_Problem details_. Work out how many lines hold the string "etiam". Give that number and nothing more.

(Data entries)
※ ※ ※
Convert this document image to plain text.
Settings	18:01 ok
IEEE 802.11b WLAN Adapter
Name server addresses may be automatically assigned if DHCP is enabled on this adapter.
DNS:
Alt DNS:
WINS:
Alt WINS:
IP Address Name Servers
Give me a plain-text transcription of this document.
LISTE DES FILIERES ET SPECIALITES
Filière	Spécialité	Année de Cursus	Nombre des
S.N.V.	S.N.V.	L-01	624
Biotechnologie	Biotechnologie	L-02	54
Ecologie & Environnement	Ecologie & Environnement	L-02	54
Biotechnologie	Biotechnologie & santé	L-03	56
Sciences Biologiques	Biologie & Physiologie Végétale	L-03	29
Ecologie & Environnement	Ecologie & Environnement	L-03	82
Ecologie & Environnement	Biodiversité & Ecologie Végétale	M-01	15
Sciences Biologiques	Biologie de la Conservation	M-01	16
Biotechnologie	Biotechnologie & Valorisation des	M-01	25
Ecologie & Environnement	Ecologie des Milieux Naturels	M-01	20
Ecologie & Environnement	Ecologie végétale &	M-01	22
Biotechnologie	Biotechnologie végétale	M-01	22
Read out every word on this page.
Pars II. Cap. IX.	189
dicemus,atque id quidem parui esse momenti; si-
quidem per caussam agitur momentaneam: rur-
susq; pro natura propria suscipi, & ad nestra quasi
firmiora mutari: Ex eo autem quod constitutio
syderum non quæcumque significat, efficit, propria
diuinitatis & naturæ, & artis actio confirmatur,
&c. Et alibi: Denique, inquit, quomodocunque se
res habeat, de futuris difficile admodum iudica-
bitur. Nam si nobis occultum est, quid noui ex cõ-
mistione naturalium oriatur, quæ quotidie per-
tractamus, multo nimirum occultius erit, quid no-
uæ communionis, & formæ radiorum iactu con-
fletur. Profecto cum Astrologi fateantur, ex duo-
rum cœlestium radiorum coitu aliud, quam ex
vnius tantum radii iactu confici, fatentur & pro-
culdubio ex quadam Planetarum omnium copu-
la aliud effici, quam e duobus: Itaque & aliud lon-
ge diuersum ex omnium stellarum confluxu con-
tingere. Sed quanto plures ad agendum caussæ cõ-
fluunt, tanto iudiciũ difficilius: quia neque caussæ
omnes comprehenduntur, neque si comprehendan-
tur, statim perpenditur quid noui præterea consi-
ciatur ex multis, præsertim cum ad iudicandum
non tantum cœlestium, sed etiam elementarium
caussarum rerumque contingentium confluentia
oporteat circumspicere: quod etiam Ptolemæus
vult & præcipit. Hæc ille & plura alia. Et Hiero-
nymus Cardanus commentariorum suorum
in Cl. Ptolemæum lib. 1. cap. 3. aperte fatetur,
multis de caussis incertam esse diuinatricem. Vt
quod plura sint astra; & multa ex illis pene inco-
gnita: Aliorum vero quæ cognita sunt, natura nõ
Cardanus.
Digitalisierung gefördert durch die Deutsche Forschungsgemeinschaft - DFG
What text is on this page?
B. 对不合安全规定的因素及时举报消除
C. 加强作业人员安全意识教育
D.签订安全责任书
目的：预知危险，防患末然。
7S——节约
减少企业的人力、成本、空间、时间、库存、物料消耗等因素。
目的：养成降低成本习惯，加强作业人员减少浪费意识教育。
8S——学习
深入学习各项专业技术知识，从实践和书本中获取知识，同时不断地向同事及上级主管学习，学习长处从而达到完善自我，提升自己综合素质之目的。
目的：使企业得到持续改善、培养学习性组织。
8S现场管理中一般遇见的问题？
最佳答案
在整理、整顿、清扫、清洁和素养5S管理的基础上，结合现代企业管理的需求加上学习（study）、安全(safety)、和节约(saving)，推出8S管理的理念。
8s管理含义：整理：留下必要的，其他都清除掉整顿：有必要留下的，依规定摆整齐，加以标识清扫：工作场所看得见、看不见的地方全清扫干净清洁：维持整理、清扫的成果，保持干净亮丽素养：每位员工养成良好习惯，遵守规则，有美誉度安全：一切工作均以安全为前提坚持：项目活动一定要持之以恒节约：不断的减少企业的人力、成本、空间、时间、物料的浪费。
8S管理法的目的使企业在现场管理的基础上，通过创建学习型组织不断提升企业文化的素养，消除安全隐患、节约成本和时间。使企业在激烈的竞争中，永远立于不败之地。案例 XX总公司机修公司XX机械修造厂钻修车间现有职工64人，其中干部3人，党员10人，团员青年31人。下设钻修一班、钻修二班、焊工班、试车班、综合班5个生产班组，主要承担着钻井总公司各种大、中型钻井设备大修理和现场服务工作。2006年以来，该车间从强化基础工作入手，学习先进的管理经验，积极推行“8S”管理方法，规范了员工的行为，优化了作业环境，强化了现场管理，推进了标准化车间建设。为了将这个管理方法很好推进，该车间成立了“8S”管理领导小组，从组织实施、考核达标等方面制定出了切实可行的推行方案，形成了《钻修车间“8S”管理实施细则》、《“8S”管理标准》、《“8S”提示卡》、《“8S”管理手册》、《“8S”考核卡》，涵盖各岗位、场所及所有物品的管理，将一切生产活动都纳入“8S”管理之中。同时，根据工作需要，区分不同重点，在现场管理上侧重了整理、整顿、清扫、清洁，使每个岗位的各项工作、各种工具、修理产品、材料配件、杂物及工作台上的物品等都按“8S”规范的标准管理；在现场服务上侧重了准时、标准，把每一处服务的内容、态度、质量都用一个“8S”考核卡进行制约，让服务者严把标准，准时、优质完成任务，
※ ※ ※
_Reply_. 2